◆ Aim of the task:
Recreate the entire listing that appears below, exactly.

◆ Exercise material:
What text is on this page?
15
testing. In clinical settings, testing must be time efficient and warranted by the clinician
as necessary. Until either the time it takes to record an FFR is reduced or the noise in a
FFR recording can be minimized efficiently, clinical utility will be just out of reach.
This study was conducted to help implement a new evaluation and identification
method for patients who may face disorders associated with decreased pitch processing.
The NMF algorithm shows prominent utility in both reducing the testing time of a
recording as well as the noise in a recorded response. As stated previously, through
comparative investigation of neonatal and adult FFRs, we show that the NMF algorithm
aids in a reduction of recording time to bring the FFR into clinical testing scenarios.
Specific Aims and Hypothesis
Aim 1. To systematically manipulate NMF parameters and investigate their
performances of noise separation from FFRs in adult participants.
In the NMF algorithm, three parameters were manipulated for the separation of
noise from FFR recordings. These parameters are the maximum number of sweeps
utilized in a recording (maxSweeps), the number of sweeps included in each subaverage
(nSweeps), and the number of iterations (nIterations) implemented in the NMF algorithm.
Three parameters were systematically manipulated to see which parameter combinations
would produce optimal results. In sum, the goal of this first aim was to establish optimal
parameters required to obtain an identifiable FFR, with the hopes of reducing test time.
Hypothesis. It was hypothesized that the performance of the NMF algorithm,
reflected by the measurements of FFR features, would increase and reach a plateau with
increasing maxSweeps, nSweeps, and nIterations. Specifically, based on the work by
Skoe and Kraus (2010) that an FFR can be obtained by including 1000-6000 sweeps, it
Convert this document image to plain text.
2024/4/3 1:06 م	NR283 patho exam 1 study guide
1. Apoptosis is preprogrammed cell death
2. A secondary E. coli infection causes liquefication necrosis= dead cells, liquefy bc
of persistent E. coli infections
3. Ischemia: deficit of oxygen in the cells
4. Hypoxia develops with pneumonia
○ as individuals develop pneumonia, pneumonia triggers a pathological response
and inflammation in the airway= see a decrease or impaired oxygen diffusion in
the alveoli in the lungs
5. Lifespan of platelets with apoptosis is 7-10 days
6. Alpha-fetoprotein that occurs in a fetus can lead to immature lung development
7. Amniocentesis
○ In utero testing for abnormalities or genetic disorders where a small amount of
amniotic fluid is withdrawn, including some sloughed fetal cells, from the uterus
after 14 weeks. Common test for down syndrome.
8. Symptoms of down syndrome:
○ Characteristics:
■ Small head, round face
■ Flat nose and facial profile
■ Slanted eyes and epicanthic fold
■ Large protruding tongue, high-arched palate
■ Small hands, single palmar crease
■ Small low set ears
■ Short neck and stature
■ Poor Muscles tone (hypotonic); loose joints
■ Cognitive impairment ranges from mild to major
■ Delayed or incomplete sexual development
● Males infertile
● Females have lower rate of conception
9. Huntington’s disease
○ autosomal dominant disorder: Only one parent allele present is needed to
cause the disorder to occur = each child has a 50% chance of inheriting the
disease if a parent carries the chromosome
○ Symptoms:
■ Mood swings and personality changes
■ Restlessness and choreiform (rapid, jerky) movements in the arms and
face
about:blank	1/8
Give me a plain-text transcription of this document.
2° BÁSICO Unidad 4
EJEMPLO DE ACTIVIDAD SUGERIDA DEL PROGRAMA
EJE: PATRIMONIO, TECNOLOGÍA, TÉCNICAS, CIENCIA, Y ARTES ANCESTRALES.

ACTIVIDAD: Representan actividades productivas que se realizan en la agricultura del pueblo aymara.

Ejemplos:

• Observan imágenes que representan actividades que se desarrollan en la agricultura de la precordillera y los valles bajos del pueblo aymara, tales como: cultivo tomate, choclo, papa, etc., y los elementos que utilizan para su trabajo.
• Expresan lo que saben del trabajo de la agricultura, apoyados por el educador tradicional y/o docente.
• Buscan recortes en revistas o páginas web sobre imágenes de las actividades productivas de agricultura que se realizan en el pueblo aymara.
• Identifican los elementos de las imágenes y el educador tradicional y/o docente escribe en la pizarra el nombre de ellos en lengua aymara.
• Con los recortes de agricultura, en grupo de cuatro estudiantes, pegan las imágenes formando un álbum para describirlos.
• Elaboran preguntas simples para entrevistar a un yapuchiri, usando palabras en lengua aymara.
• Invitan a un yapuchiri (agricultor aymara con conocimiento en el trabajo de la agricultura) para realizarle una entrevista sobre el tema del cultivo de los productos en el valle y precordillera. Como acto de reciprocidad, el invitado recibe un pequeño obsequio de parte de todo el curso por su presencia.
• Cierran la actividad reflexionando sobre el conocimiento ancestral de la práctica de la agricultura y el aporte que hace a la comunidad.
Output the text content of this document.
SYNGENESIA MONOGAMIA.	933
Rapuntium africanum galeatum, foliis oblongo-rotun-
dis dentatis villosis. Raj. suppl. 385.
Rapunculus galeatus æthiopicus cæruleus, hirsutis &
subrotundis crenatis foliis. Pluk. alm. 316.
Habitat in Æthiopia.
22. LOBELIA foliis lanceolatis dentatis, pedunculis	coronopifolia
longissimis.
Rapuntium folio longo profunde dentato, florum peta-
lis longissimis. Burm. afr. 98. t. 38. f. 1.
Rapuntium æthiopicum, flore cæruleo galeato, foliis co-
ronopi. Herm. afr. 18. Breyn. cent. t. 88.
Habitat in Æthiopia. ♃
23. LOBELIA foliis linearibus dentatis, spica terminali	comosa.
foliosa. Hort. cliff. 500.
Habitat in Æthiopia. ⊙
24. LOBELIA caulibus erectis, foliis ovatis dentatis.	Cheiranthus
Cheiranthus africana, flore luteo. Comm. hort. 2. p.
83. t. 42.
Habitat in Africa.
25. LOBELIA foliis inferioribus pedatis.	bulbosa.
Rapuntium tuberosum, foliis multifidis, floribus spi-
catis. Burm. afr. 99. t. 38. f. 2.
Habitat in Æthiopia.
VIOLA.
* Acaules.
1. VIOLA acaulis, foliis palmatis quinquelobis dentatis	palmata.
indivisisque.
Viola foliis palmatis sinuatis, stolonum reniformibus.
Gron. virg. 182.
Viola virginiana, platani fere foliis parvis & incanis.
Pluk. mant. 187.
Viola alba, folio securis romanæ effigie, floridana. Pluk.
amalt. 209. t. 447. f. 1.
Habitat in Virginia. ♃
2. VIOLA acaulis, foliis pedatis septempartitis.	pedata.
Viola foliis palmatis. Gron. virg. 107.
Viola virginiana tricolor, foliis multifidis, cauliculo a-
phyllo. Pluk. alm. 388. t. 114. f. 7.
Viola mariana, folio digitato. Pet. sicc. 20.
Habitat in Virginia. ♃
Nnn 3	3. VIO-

◆ The completed task:
What text is on this page?
15
testing. In clinical settings, testing must be time efficient and warranted by the clinician
as necessary. Until either the time it takes to record an FFR is reduced or the noise in a
FFR recording can be minimized efficiently, clinical utility will be just out of reach.
This study was conducted to help implement a new evaluation and identification
method for patients who may face disorders associated with decreased pitch processing.
The NMF algorithm shows prominent utility in both reducing the testing time of a
recording as well as the noise in a recorded response. As stated previously, through
comparative investigation of neonatal and adult FFRs, we show that the NMF algorithm
aids in a reduction of recording time to bring the FFR into clinical testing scenarios.
Specific Aims and Hypothesis
Aim 1. To systematically manipulate NMF parameters and investigate their
performances of noise separation from FFRs in adult participants.
In the NMF algorithm, three parameters were manipulated for the separation of
noise from FFR recordings. These parameters are the maximum number of sweeps
utilized in a recording (maxSweeps), the number of sweeps included in each subaverage
(nSweeps), and the number of iterations (nIterations) implemented in the NMF algorithm.
Three parameters were systematically manipulated to see which parameter combinations
would produce optimal results. In sum, the goal of this first aim was to establish optimal
parameters required to obtain an identifiable FFR, with the hopes of reducing test time.
Hypothesis. It was hypothesized that the performance of the NMF algorithm,
reflected by the measurements of FFR features, would increase and reach a plateau with
increasing maxSweeps, nSweeps, and nIterations. Specifically, based on the work by
Skoe and Kraus (2010) that an FFR can be obtained by including 1000-6000 sweeps, it
Convert this document image to plain text.
2024/4/3 1:06 م	NR283 patho exam 1 study guide
1. Apoptosis is preprogrammed cell death
2. A secondary E. coli infection causes liquefication necrosis= dead cells, liquefy bc
of persistent E. coli infections
3. Ischemia: deficit of oxygen in the cells
4. Hypoxia develops with pneumonia
○ as individuals develop pneumonia, pneumonia triggers a pathological response
and inflammation in the airway= see a decrease or impaired oxygen diffusion in
the alveoli in the lungs
5. Lifespan of platelets with apoptosis is 7-10 days
6. Alpha-fetoprotein that occurs in a fetus can lead to immature lung development
7. Amniocentesis
○ In utero testing for abnormalities or genetic disorders where a small amount of
amniotic fluid is withdrawn, including some sloughed fetal cells, from the uterus
after 14 weeks. Common test for down syndrome.
8. Symptoms of down syndrome:
○ Characteristics:
■ Small head, round face
■ Flat nose and facial profile
■ Slanted eyes and epicanthic fold
■ Large protruding tongue, high-arched palate
■ Small hands, single palmar crease
■ Small low set ears
■ Short neck and stature
■ Poor Muscles tone (hypotonic); loose joints
■ Cognitive impairment ranges from mild to major
■ Delayed or incomplete sexual development
● Males infertile
● Females have lower rate of conception
9. Huntington’s disease
○ autosomal dominant disorder: Only one parent allele present is needed to
cause the disorder to occur = each child has a 50% chance of inheriting the
disease if a parent carries the chromosome
○ Symptoms:
■ Mood swings and personality changes
■ Restlessness and choreiform (rapid, jerky) movements in the arms and
face
about:blank	1/8
Give me a plain-text transcription of this document.
2° BÁSICO Unidad 4
EJEMPLO DE ACTIVIDAD SUGERIDA DEL PROGRAMA
EJE: PATRIMONIO, TECNOLOGÍA, TÉCNICAS, CIENCIA, Y ARTES ANCESTRALES.

ACTIVIDAD: Representan actividades productivas que se realizan en la agricultura del pueblo aymara.

Ejemplos:

• Observan imágenes que representan actividades que se desarrollan en la agricultura de la precordillera y los valles bajos del pueblo aymara, tales como: cultivo tomate, choclo, papa, etc., y los elementos que utilizan para su trabajo.
• Expresan lo que saben del trabajo de la agricultura, apoyados por el educador tradicional y/o docente.
• Buscan recortes en revistas o páginas web sobre imágenes de las actividades productivas de agricultura que se realizan en el pueblo aymara.
• Identifican los elementos de las imágenes y el educador tradicional y/o docente escribe en la pizarra el nombre de ellos en lengua aymara.
• Con los recortes de agricultura, en grupo de cuatro estudiantes, pegan las imágenes formando un álbum para describirlos.
• Elaboran preguntas simples para entrevistar a un yapuchiri, usando palabras en lengua aymara.
• Invitan a un yapuchiri (agricultor aymara con conocimiento en el trabajo de la agricultura) para realizarle una entrevista sobre el tema del cultivo de los productos en el valle y precordillera. Como acto de reciprocidad, el invitado recibe un pequeño obsequio de parte de todo el curso por su presencia.
• Cierran la actividad reflexionando sobre el conocimiento ancestral de la práctica de la agricultura y el aporte que hace a la comunidad.
Output the text content of this document.
SYNGENESIA MONOGAMIA.	933
Rapuntium africanum galeatum, foliis oblongo-rotun-
dis dentatis villosis. Raj. suppl. 385.
Rapunculus galeatus æthiopicus cæruleus, hirsutis &
subrotundis crenatis foliis. Pluk. alm. 316.
Habitat in Æthiopia.
22. LOBELIA foliis lanceolatis dentatis, pedunculis	coronopifolia
longissimis.
Rapuntium folio longo profunde dentato, florum peta-
lis longissimis. Burm. afr. 98. t. 38. f. 1.
Rapuntium æthiopicum, flore cæruleo galeato, foliis co-
ronopi. Herm. afr. 18. Breyn. cent. t. 88.
Habitat in Æthiopia. ♃
23. LOBELIA foliis linearibus dentatis, spica terminali	comosa.
foliosa. Hort. cliff. 500.
Habitat in Æthiopia. ⊙
24. LOBELIA caulibus erectis, foliis ovatis dentatis.	Cheiranthus
Cheiranthus africana, flore luteo. Comm. hort. 2. p.
83. t. 42.
Habitat in Africa.
25. LOBELIA foliis inferioribus pedatis.	bulbosa.
Rapuntium tuberosum, foliis multifidis, floribus spi-
catis. Burm. afr. 99. t. 38. f. 2.
Habitat in Æthiopia.
VIOLA.
* Acaules.
1. VIOLA acaulis, foliis palmatis quinquelobis dentatis	palmata.
indivisisque.
Viola foliis palmatis sinuatis, stolonum reniformibus.
Gron. virg. 182.
Viola virginiana, platani fere foliis parvis & incanis.
Pluk. mant. 187.
Viola alba, folio securis romanæ effigie, floridana. Pluk.
amalt. 209. t. 447. f. 1.
Habitat in Virginia. ♃
2. VIOLA acaulis, foliis pedatis septempartitis.	pedata.
Viola foliis palmatis. Gron. virg. 107.
Viola virginiana tricolor, foliis multifidis, cauliculo a-
phyllo. Pluk. alm. 388. t. 114. f. 7.
Viola mariana, folio digitato. Pet. sicc. 20.
Habitat in Virginia. ♃
Nnn 3	3. VIO-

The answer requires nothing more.